PROBLEM STATEMENT
Without including any pictures, write out the listing below exactly.

[Start of RECORDS FOR THIS TASK]

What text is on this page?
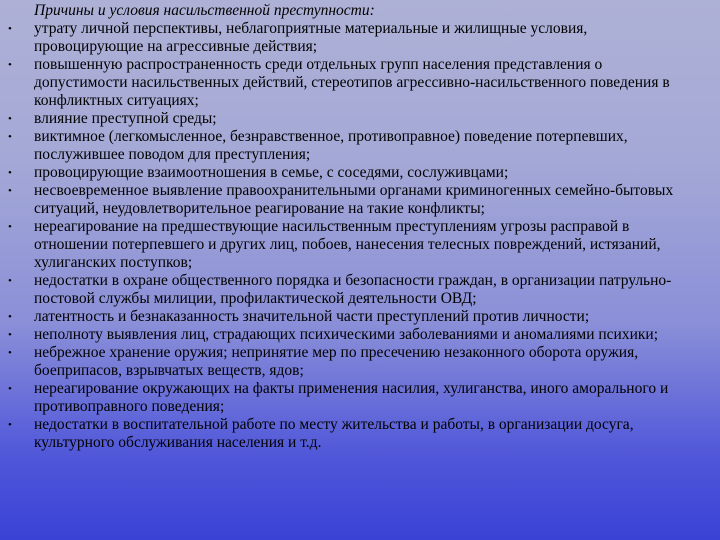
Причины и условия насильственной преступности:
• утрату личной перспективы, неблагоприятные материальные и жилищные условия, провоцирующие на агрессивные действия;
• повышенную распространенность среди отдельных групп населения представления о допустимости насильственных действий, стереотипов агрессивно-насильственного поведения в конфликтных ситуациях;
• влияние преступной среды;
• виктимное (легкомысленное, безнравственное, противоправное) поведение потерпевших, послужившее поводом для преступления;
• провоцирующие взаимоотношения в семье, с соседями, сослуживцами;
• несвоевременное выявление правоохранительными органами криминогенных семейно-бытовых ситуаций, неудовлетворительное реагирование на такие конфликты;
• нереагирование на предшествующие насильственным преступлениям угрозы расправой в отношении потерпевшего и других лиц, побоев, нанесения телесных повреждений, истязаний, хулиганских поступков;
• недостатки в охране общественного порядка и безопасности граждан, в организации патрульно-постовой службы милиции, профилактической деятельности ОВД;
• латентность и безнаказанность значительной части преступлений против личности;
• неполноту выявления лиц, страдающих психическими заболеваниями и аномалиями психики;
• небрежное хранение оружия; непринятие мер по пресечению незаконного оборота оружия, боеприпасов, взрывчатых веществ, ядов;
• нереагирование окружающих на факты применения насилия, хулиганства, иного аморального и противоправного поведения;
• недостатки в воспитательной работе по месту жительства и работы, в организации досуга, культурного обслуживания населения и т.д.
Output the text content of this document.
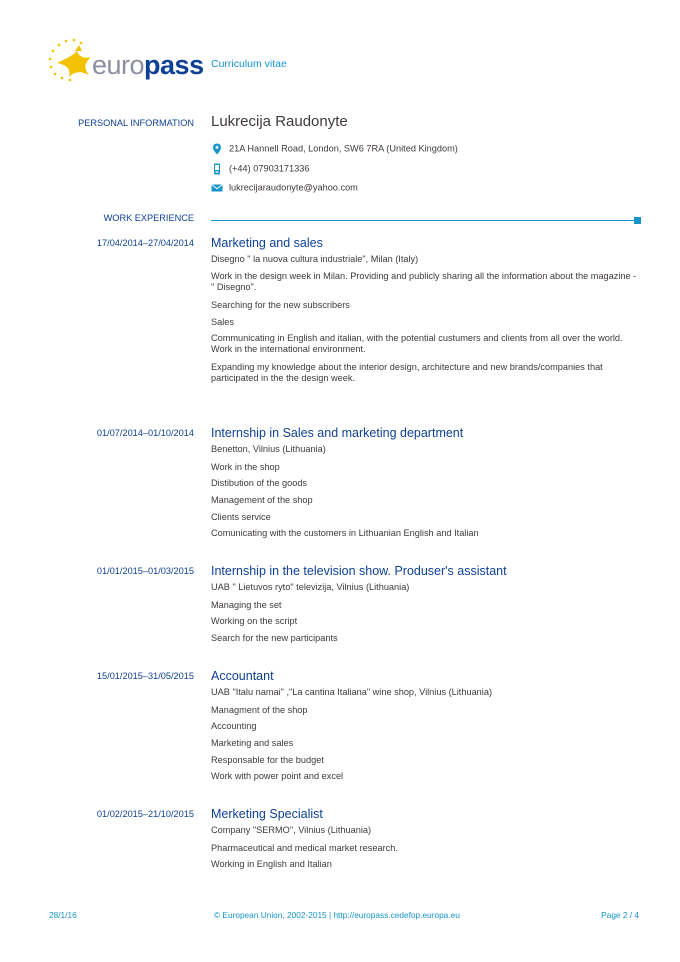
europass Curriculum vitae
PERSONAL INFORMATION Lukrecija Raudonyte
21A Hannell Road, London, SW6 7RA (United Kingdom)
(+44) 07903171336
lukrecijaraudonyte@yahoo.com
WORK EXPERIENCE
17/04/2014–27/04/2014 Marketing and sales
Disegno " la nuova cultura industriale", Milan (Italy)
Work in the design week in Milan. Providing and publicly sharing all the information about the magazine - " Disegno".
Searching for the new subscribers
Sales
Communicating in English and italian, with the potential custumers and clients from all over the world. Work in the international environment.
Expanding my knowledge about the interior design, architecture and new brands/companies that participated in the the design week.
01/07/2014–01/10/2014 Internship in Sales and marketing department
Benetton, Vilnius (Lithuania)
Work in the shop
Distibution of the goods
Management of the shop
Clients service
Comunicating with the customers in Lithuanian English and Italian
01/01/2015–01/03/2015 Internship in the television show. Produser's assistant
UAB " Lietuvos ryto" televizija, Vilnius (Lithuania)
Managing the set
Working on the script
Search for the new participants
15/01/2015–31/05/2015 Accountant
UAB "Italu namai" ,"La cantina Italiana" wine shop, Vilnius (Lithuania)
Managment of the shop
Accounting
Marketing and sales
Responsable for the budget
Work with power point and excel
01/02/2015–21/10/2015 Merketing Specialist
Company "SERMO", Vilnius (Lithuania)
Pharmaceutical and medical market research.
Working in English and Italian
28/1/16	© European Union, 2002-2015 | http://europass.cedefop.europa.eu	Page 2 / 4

[End of RECORDS FOR THIS TASK]

TASK OUTPUT
What text is on this page?
Причины и условия насильственной преступности:
• утрату личной перспективы, неблагоприятные материальные и жилищные условия, провоцирующие на агрессивные действия;
• повышенную распространенность среди отдельных групп населения представления о допустимости насильственных действий, стереотипов агрессивно-насильственного поведения в конфликтных ситуациях;
• влияние преступной среды;
• виктимное (легкомысленное, безнравственное, противоправное) поведение потерпевших, послужившее поводом для преступления;
• провоцирующие взаимоотношения в семье, с соседями, сослуживцами;
• несвоевременное выявление правоохранительными органами криминогенных семейно-бытовых ситуаций, неудовлетворительное реагирование на такие конфликты;
• нереагирование на предшествующие насильственным преступлениям угрозы расправой в отношении потерпевшего и других лиц, побоев, нанесения телесных повреждений, истязаний, хулиганских поступков;
• недостатки в охране общественного порядка и безопасности граждан, в организации патрульно-постовой службы милиции, профилактической деятельности ОВД;
• латентность и безнаказанность значительной части преступлений против личности;
• неполноту выявления лиц, страдающих психическими заболеваниями и аномалиями психики;
• небрежное хранение оружия; непринятие мер по пресечению незаконного оборота оружия, боеприпасов, взрывчатых веществ, ядов;
• нереагирование окружающих на факты применения насилия, хулиганства, иного аморального и противоправного поведения;
• недостатки в воспитательной работе по месту жительства и работы, в организации досуга, культурного обслуживания населения и т.д.
Output the text content of this document.
europass Curriculum vitae
PERSONAL INFORMATION Lukrecija Raudonyte
21A Hannell Road, London, SW6 7RA (United Kingdom)
(+44) 07903171336
lukrecijaraudonyte@yahoo.com
WORK EXPERIENCE
17/04/2014–27/04/2014 Marketing and sales
Disegno " la nuova cultura industriale", Milan (Italy)
Work in the design week in Milan. Providing and publicly sharing all the information about the magazine - " Disegno".
Searching for the new subscribers
Sales
Communicating in English and italian, with the potential custumers and clients from all over the world. Work in the international environment.
Expanding my knowledge about the interior design, architecture and new brands/companies that participated in the the design week.
01/07/2014–01/10/2014 Internship in Sales and marketing department
Benetton, Vilnius (Lithuania)
Work in the shop
Distibution of the goods
Management of the shop
Clients service
Comunicating with the customers in Lithuanian English and Italian
01/01/2015–01/03/2015 Internship in the television show. Produser's assistant
UAB " Lietuvos ryto" televizija, Vilnius (Lithuania)
Managing the set
Working on the script
Search for the new participants
15/01/2015–31/05/2015 Accountant
UAB "Italu namai" ,"La cantina Italiana" wine shop, Vilnius (Lithuania)
Managment of the shop
Accounting
Marketing and sales
Responsable for the budget
Work with power point and excel
01/02/2015–21/10/2015 Merketing Specialist
Company "SERMO", Vilnius (Lithuania)
Pharmaceutical and medical market research.
Working in English and Italian
28/1/16	© European Union, 2002-2015 | http://europass.cedefop.europa.eu	Page 2 / 4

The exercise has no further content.